* [STATED TASK]: Write out every line of the material as it stands, apart from the pictures.

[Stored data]
● ● ● ● ●

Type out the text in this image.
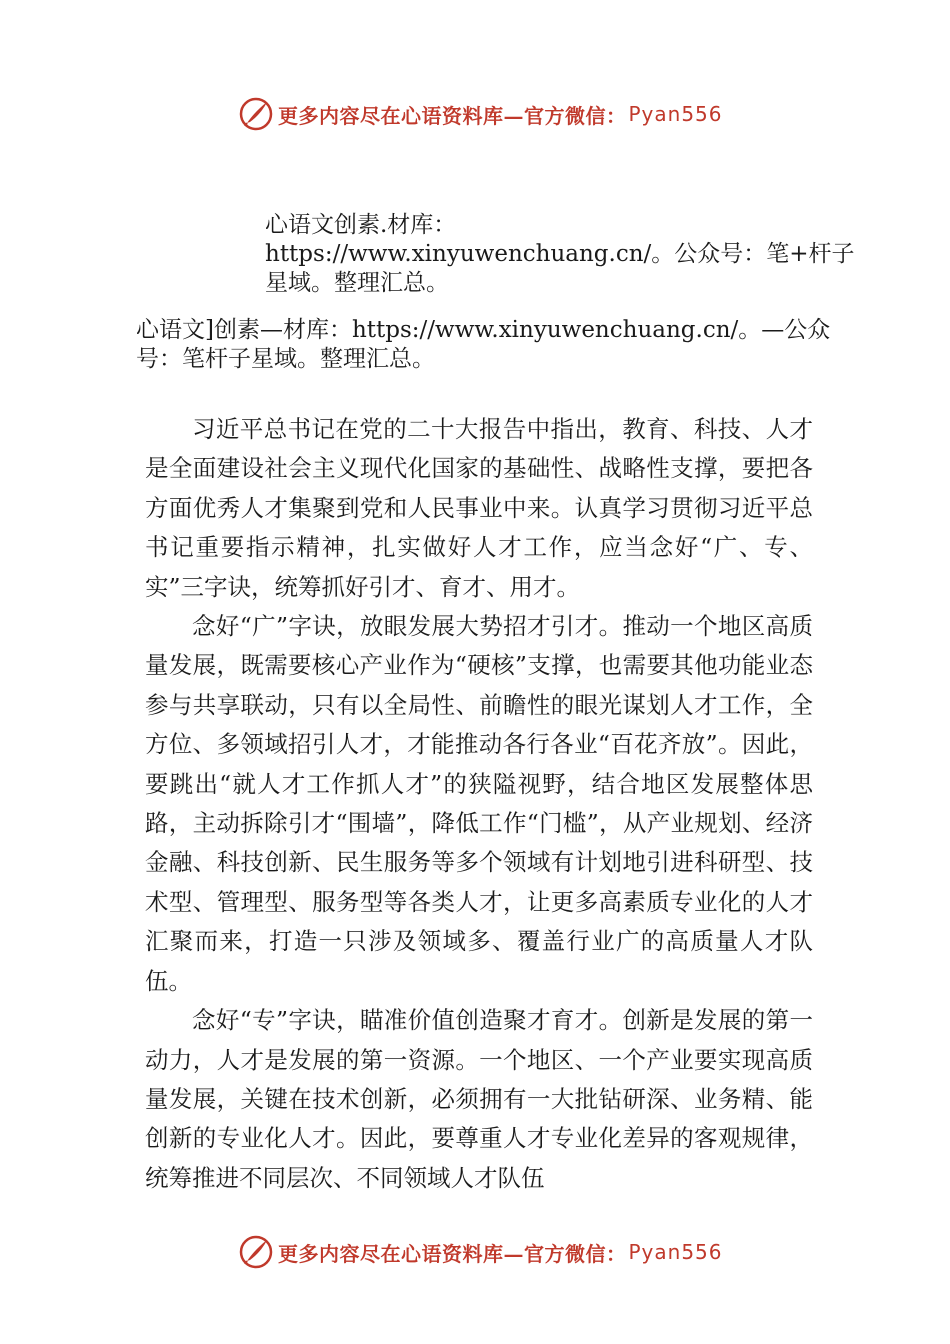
更多内容尽在心语资料库—官方微信： Pyan556
心语文创素.材库：https://www.xinyuwenchuang.cn/。公众号：笔+杆子星域。整理汇总。
心语文]创素—材库：https://www.xinyuwenchuang.cn/。—公众号：笔杆子星域。整理汇总。

习近平总书记在党的二十大报告中指出，教育、科技、人才是全面建设社会主义现代化国家的基础性、战略性支撑，要把各方面优秀人才集聚到党和人民事业中来。认真学习贯彻习近平总书记重要指示精神，扎实做好人才工作，应当念好“广、专、实”三字诀，统筹抓好引才、育才、用才。

念好“广”字诀，放眼发展大势招才引才。推动一个地区高质量发展，既需要核心产业作为“硬核”支撑，也需要其他功能业态参与共享联动，只有以全局性、前瞻性的眼光谋划人才工作，全方位、多领域招引人才，才能推动各行各业“百花齐放”。因此，要跳出“就人才工作抓人才”的狭隘视野，结合地区发展整体思路，主动拆除引才“围墙”，降低工作“门槛”，从产业规划、经济金融、科技创新、民生服务等多个领域有计划地引进科研型、技术型、管理型、服务型等各类人才，让更多高素质专业化的人才汇聚而来，打造一只涉及领域多、覆盖行业广的高质量人才队伍。

念好“专”字诀，瞄准价值创造聚才育才。创新是发展的第一动力，人才是发展的第一资源。一个地区、一个产业要实现高质量发展，关键在技术创新，必须拥有一大批钻研深、业务精、能创新的专业化人才。因此，要尊重人才专业化差异的客观规律，统筹推进不同层次、不同领域人才队伍

更多内容尽在心语资料库—官方微信： Pyan556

● ● ● ● ●

* [CORRECT ANSWER]:
Type out the text in this image.
更多内容尽在心语资料库—官方微信： Pyan556
心语文创素.材库：https://www.xinyuwenchuang.cn/。公众号：笔+杆子星域。整理汇总。
心语文]创素—材库：https://www.xinyuwenchuang.cn/。—公众号：笔杆子星域。整理汇总。

习近平总书记在党的二十大报告中指出，教育、科技、人才是全面建设社会主义现代化国家的基础性、战略性支撑，要把各方面优秀人才集聚到党和人民事业中来。认真学习贯彻习近平总书记重要指示精神，扎实做好人才工作，应当念好“广、专、实”三字诀，统筹抓好引才、育才、用才。

念好“广”字诀，放眼发展大势招才引才。推动一个地区高质量发展，既需要核心产业作为“硬核”支撑，也需要其他功能业态参与共享联动，只有以全局性、前瞻性的眼光谋划人才工作，全方位、多领域招引人才，才能推动各行各业“百花齐放”。因此，要跳出“就人才工作抓人才”的狭隘视野，结合地区发展整体思路，主动拆除引才“围墙”，降低工作“门槛”，从产业规划、经济金融、科技创新、民生服务等多个领域有计划地引进科研型、技术型、管理型、服务型等各类人才，让更多高素质专业化的人才汇聚而来，打造一只涉及领域多、覆盖行业广的高质量人才队伍。

念好“专”字诀，瞄准价值创造聚才育才。创新是发展的第一动力，人才是发展的第一资源。一个地区、一个产业要实现高质量发展，关键在技术创新，必须拥有一大批钻研深、业务精、能创新的专业化人才。因此，要尊重人才专业化差异的客观规律，统筹推进不同层次、不同领域人才队伍

更多内容尽在心语资料库—官方微信： Pyan556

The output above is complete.